Written instruction: Show every line of the records below that contains the word "Share".

Data to use:
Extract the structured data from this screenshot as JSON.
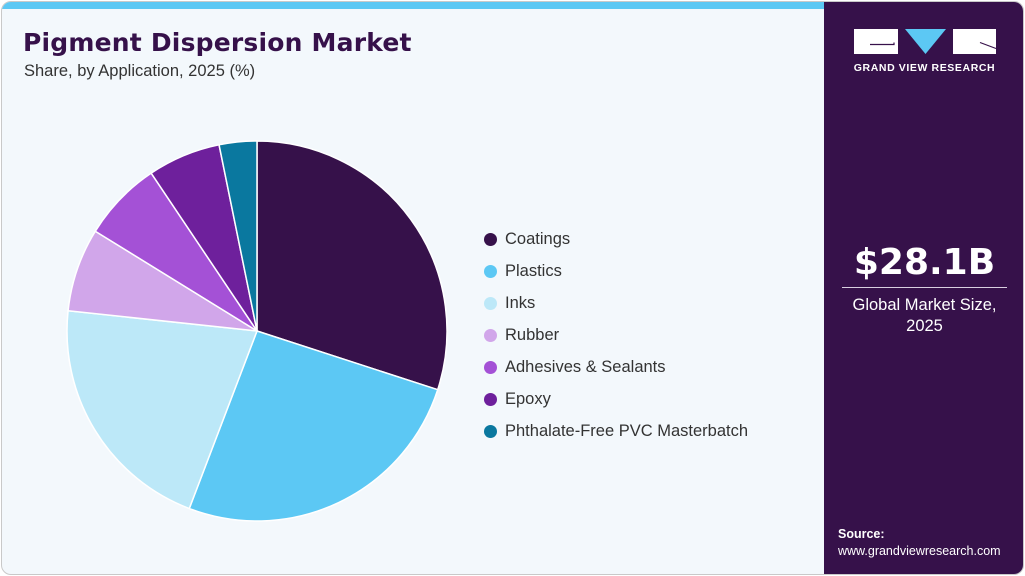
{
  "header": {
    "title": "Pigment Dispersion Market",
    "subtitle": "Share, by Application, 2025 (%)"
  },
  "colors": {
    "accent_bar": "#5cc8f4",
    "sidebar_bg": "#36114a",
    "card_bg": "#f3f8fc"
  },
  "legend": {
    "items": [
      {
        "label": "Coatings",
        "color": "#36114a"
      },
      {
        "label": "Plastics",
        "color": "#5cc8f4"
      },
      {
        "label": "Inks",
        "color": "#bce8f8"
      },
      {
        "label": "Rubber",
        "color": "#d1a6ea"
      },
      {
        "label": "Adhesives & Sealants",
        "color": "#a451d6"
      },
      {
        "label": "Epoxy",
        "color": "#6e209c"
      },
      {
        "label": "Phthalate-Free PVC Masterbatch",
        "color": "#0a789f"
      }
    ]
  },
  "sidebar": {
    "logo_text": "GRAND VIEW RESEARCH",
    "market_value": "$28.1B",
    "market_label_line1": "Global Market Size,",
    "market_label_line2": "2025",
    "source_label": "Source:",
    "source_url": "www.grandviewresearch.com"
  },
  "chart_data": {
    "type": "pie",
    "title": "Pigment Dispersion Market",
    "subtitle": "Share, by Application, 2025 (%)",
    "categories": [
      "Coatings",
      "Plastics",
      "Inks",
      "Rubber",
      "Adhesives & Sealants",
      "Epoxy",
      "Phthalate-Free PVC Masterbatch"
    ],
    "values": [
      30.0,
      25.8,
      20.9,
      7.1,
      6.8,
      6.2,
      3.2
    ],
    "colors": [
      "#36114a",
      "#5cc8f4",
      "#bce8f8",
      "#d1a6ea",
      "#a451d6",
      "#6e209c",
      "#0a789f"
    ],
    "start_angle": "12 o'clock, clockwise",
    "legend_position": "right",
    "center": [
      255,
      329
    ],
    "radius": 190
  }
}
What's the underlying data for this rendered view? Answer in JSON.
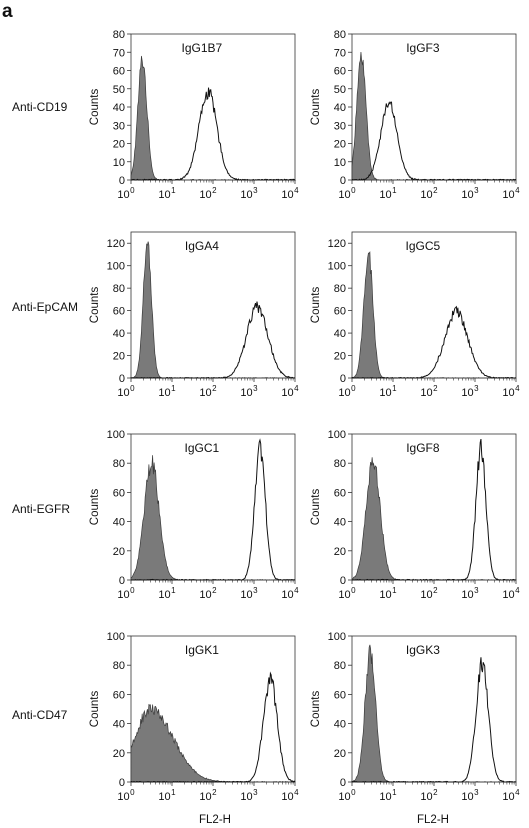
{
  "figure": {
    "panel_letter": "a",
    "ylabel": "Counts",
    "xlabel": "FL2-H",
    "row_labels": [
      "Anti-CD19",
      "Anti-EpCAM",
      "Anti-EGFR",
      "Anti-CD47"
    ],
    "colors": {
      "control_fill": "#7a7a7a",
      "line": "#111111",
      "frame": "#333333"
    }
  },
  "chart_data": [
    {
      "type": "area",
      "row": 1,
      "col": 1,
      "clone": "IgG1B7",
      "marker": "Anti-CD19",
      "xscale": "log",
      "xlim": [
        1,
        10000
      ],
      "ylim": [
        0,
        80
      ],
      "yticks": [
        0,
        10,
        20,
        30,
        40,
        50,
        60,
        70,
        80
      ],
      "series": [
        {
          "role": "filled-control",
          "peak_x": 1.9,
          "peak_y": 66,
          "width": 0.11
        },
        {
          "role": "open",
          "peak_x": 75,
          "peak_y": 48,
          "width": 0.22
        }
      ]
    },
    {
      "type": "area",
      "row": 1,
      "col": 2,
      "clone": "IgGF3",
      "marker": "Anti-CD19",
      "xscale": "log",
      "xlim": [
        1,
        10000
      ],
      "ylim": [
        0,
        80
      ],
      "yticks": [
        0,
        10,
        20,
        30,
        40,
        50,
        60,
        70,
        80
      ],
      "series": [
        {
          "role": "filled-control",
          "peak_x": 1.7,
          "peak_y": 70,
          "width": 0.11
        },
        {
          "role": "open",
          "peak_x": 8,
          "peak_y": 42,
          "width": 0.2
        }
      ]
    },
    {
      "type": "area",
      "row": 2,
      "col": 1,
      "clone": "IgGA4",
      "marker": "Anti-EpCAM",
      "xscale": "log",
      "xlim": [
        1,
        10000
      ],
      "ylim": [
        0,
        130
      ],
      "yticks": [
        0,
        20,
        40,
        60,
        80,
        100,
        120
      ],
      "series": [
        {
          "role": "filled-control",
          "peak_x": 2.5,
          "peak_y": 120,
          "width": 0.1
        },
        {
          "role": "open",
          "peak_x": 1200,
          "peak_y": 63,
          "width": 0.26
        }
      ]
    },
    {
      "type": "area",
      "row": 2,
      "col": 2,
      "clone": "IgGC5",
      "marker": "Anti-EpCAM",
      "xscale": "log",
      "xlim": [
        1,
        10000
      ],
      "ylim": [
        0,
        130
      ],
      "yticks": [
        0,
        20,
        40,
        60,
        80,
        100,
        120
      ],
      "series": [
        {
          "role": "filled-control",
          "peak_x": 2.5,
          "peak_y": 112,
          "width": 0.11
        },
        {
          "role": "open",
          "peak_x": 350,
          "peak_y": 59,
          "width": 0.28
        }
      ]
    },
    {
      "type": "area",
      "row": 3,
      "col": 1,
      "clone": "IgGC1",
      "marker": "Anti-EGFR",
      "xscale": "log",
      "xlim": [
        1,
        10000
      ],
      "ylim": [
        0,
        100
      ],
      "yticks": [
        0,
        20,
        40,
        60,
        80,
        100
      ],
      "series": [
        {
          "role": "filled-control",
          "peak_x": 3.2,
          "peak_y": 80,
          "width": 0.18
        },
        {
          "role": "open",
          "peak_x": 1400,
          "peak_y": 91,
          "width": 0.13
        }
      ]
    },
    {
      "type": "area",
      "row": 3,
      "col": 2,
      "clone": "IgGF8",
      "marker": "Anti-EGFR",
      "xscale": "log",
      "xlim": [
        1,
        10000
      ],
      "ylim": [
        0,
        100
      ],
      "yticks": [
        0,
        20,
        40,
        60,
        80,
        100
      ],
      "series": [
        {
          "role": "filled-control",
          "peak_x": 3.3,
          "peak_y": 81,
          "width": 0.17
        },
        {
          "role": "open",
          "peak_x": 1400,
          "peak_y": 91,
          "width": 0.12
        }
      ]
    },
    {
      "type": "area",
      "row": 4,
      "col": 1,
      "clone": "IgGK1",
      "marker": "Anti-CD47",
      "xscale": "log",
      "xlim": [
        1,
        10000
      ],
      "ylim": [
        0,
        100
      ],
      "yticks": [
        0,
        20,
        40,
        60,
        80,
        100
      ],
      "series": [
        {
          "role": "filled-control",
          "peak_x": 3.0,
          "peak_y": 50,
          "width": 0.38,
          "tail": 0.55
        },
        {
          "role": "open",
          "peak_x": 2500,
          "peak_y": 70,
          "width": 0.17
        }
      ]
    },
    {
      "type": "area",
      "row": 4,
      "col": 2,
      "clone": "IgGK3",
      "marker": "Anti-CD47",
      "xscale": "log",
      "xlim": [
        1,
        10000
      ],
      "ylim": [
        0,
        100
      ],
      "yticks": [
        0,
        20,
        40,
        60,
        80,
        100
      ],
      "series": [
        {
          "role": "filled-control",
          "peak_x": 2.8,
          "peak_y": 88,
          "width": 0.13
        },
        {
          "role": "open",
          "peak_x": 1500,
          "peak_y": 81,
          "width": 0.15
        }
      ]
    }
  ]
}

Written answer:
    "subtitle": "Share, by Application, 2025 (%)"
    "subtitle": "Share, by Application, 2025 (%)",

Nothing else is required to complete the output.